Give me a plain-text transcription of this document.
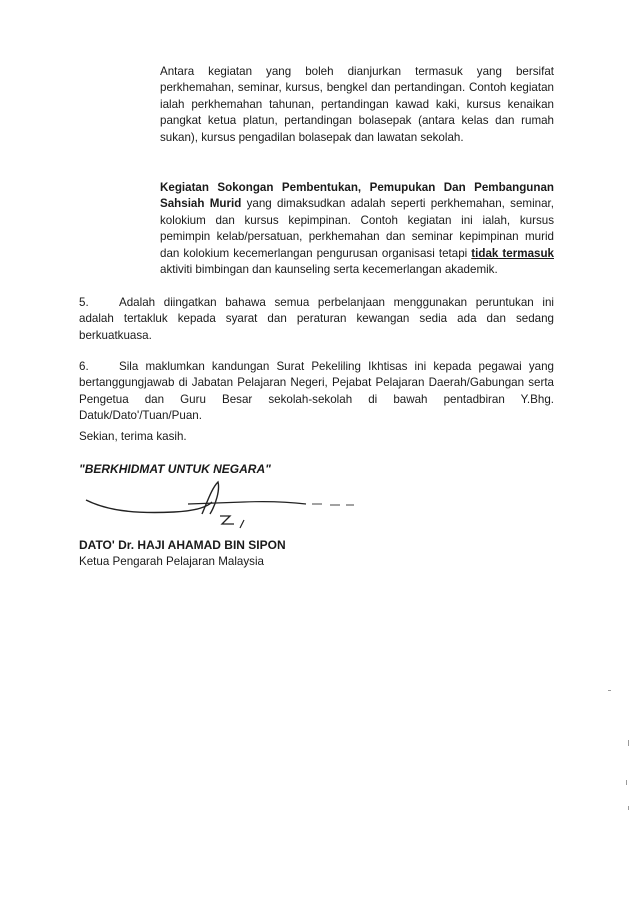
Antara kegiatan yang boleh dianjurkan termasuk yang bersifat perkhemahan, seminar, kursus, bengkel dan pertandingan. Contoh kegiatan ialah perkhemahan tahunan, pertandingan kawad kaki, kursus kenaikan pangkat ketua platun, pertandingan bolasepak (antara kelas dan rumah sukan), kursus pengadilan bolasepak dan lawatan sekolah.

Kegiatan Sokongan Pembentukan, Pemupukan Dan Pembangunan Sahsiah Murid yang dimaksudkan adalah seperti perkhemahan, seminar, kolokium dan kursus kepimpinan. Contoh kegiatan ini ialah, kursus pemimpin kelab/persatuan, perkhemahan dan seminar kepimpinan murid dan kolokium kecemerlangan pengurusan organisasi tetapi tidak termasuk aktiviti bimbingan dan kaunseling serta kecemerlangan akademik.

5.	Adalah diingatkan bahawa semua perbelanjaan menggunakan peruntukan ini adalah tertakluk kepada syarat dan peraturan kewangan sedia ada dan sedang berkuatkuasa.

6.	Sila maklumkan kandungan Surat Pekeliling Ikhtisas ini kepada pegawai yang bertanggungjawab di Jabatan Pelajaran Negeri, Pejabat Pelajaran Daerah/Gabungan serta Pengetua dan Guru Besar sekolah-sekolah di bawah pentadbiran Y.Bhg. Datuk/Dato'/Tuan/Puan.

Sekian, terima kasih.

"BERKHIDMAT UNTUK NEGARA"
DATO' Dr. HAJI AHAMAD BIN SIPON
Ketua Pengarah Pelajaran Malaysia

☆ ☆ ☆

* _TASK DESCRIPTION_:
Leave out the pictures and copy everything else in the records word for word.

* _SOLUTION FOR THIS TASK_:
Give me a plain-text transcription of this document.
Antara kegiatan yang boleh dianjurkan termasuk yang bersifat perkhemahan, seminar, kursus, bengkel dan pertandingan. Contoh kegiatan ialah perkhemahan tahunan, pertandingan kawad kaki, kursus kenaikan pangkat ketua platun, pertandingan bolasepak (antara kelas dan rumah sukan), kursus pengadilan bolasepak dan lawatan sekolah.

Kegiatan Sokongan Pembentukan, Pemupukan Dan Pembangunan Sahsiah Murid yang dimaksudkan adalah seperti perkhemahan, seminar, kolokium dan kursus kepimpinan. Contoh kegiatan ini ialah, kursus pemimpin kelab/persatuan, perkhemahan dan seminar kepimpinan murid dan kolokium kecemerlangan pengurusan organisasi tetapi tidak termasuk aktiviti bimbingan dan kaunseling serta kecemerlangan akademik.

5.	Adalah diingatkan bahawa semua perbelanjaan menggunakan peruntukan ini adalah tertakluk kepada syarat dan peraturan kewangan sedia ada dan sedang berkuatkuasa.

6.	Sila maklumkan kandungan Surat Pekeliling Ikhtisas ini kepada pegawai yang bertanggungjawab di Jabatan Pelajaran Negeri, Pejabat Pelajaran Daerah/Gabungan serta Pengetua dan Guru Besar sekolah-sekolah di bawah pentadbiran Y.Bhg. Datuk/Dato'/Tuan/Puan.

Sekian, terima kasih.

"BERKHIDMAT UNTUK NEGARA"
DATO' Dr. HAJI AHAMAD BIN SIPON
Ketua Pengarah Pelajaran Malaysia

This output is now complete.